Stored dataset items
§

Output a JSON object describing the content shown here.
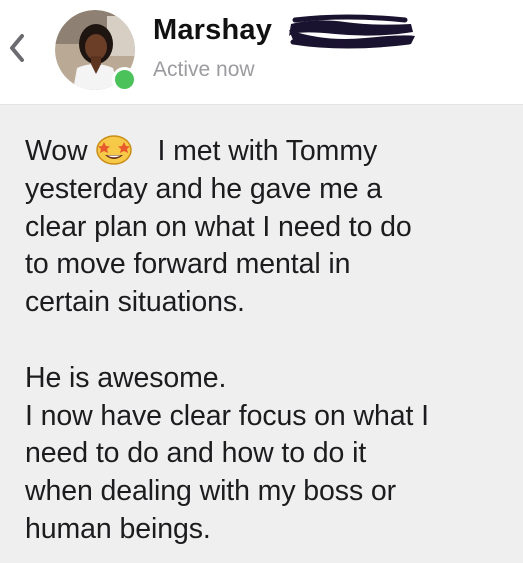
{
  "header": {
    "contact_name": "Marshay",
    "status": "Active now",
    "back_icon": "chevron-left-icon",
    "presence_color": "#4cc35a"
  },
  "message": {
    "paragraph_1": [
      "Wow",
      "I met with Tommy",
      "yesterday and he gave me a",
      "clear plan on what I need to do",
      "to move forward mental in",
      "certain situations."
    ],
    "paragraph_2": [
      "He is awesome.",
      "I now have clear focus on what I",
      "need to do and how to do it",
      "when dealing with my boss or",
      "human beings."
    ],
    "emoji": "star-struck-emoji-icon"
  }
}
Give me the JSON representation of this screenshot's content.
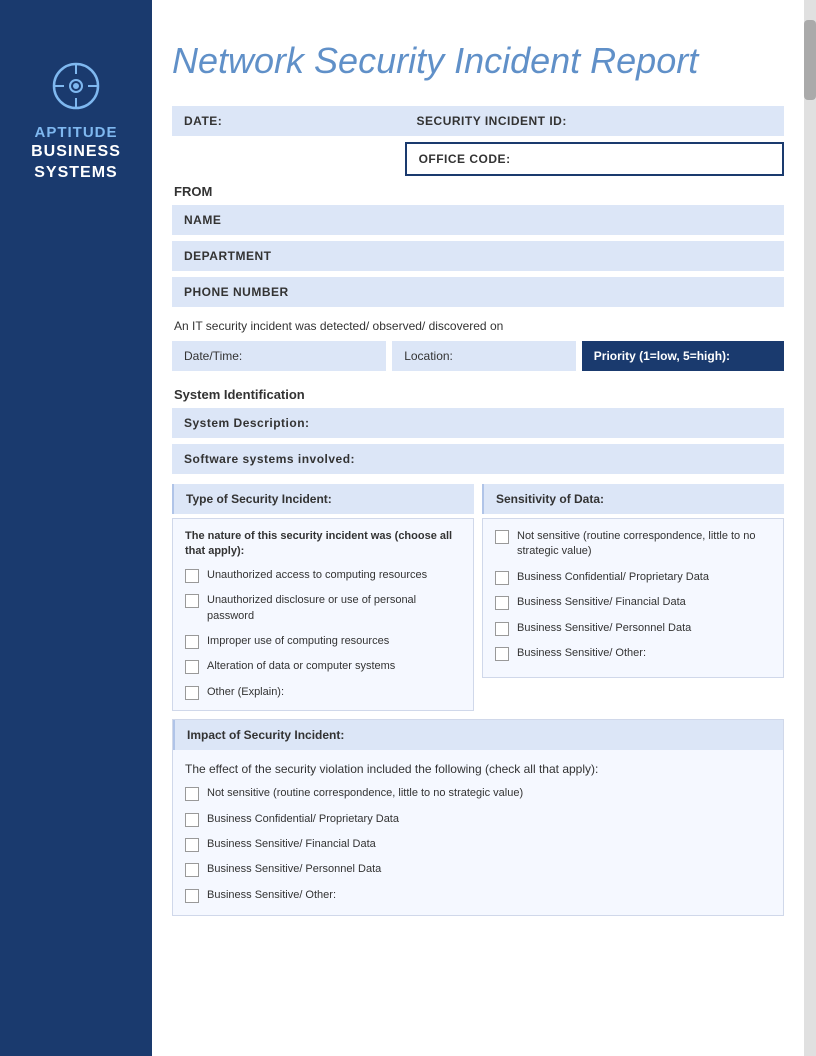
{
  "sidebar": {
    "icon_label": "aptitude-icon",
    "brand_top": "APTITUDE",
    "brand_bottom_line1": "BUSINESS",
    "brand_bottom_line2": "SYSTEMS"
  },
  "header": {
    "title": "Network Security Incident Report"
  },
  "form": {
    "date_label": "DATE:",
    "security_incident_id_label": "SECURITY INCIDENT ID:",
    "office_code_label": "OFFICE CODE:",
    "from_label": "FROM",
    "name_label": "NAME",
    "department_label": "DEPARTMENT",
    "phone_label": "PHONE NUMBER",
    "incident_detected_text": "An IT security incident was detected/ observed/ discovered on",
    "date_time_label": "Date/Time:",
    "location_label": "Location:",
    "priority_label": "Priority (1=low, 5=high):",
    "system_identification_label": "System Identification",
    "system_description_label": "System Description:",
    "software_systems_label": "Software systems involved:",
    "type_of_incident_header": "Type of Security Incident:",
    "sensitivity_header": "Sensitivity of Data:",
    "nature_text": "The nature of this security incident was (choose all that apply):",
    "type_checkboxes": [
      "Unauthorized access to computing resources",
      "Unauthorized disclosure or use of personal password",
      "Improper use of computing resources",
      "Alteration of data or computer systems",
      "Other (Explain):"
    ],
    "sensitivity_checkboxes": [
      "Not sensitive (routine correspondence, little to no strategic value)",
      "Business Confidential/ Proprietary Data",
      "Business Sensitive/ Financial Data",
      "Business Sensitive/ Personnel Data",
      "Business Sensitive/ Other:"
    ],
    "impact_header": "Impact of Security Incident:",
    "impact_effect_text": "The effect of the security violation included the following (check all that apply):",
    "impact_checkboxes": [
      "Not sensitive (routine correspondence, little to no strategic value)",
      "Business Confidential/ Proprietary Data",
      "Business Sensitive/ Financial Data",
      "Business Sensitive/ Personnel Data",
      "Business Sensitive/ Other:"
    ]
  }
}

§

— TO BE DONE —
Copy out every line with the word "need".

— SOLUTION TO THE PROBLEM —
      "clear plan on what I need to do",
      "need to do and how to do it",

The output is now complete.